### [Stated task]
All entries are to be given again verbatim.

== Supplied entries

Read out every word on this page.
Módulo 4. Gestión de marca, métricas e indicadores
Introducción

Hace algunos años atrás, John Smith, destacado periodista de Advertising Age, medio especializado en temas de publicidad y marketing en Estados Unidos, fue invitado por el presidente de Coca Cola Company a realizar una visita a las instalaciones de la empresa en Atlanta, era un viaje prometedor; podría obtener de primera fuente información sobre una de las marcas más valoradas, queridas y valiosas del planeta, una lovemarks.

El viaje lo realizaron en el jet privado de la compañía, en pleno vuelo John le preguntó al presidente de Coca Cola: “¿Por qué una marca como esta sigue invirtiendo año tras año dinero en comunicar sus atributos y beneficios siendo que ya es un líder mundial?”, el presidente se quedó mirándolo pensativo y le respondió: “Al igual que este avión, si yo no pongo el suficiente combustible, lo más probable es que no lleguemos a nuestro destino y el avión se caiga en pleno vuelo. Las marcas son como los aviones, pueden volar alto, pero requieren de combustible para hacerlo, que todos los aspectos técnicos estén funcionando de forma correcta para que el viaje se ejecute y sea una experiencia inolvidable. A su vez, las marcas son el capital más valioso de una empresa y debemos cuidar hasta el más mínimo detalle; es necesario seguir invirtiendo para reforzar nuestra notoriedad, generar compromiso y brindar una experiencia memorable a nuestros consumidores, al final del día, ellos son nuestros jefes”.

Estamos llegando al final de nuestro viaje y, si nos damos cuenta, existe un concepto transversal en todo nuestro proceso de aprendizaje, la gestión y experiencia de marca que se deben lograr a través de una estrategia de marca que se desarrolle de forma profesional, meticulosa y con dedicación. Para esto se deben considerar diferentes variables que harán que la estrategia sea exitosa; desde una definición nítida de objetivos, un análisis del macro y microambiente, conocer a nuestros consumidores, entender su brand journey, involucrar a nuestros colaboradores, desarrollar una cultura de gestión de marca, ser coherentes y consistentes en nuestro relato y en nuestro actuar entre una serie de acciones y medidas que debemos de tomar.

====

### [Response to this exercise]
Read out every word on this page.
Módulo 4. Gestión de marca, métricas e indicadores
Introducción

Hace algunos años atrás, John Smith, destacado periodista de Advertising Age, medio especializado en temas de publicidad y marketing en Estados Unidos, fue invitado por el presidente de Coca Cola Company a realizar una visita a las instalaciones de la empresa en Atlanta, era un viaje prometedor; podría obtener de primera fuente información sobre una de las marcas más valoradas, queridas y valiosas del planeta, una lovemarks.

El viaje lo realizaron en el jet privado de la compañía, en pleno vuelo John le preguntó al presidente de Coca Cola: “¿Por qué una marca como esta sigue invirtiendo año tras año dinero en comunicar sus atributos y beneficios siendo que ya es un líder mundial?”, el presidente se quedó mirándolo pensativo y le respondió: “Al igual que este avión, si yo no pongo el suficiente combustible, lo más probable es que no lleguemos a nuestro destino y el avión se caiga en pleno vuelo. Las marcas son como los aviones, pueden volar alto, pero requieren de combustible para hacerlo, que todos los aspectos técnicos estén funcionando de forma correcta para que el viaje se ejecute y sea una experiencia inolvidable. A su vez, las marcas son el capital más valioso de una empresa y debemos cuidar hasta el más mínimo detalle; es necesario seguir invirtiendo para reforzar nuestra notoriedad, generar compromiso y brindar una experiencia memorable a nuestros consumidores, al final del día, ellos son nuestros jefes”.

Estamos llegando al final de nuestro viaje y, si nos damos cuenta, existe un concepto transversal en todo nuestro proceso de aprendizaje, la gestión y experiencia de marca que se deben lograr a través de una estrategia de marca que se desarrolle de forma profesional, meticulosa y con dedicación. Para esto se deben considerar diferentes variables que harán que la estrategia sea exitosa; desde una definición nítida de objetivos, un análisis del macro y microambiente, conocer a nuestros consumidores, entender su brand journey, involucrar a nuestros colaboradores, desarrollar una cultura de gestión de marca, ser coherentes y consistentes en nuestro relato y en nuestro actuar entre una serie de acciones y medidas que debemos de tomar.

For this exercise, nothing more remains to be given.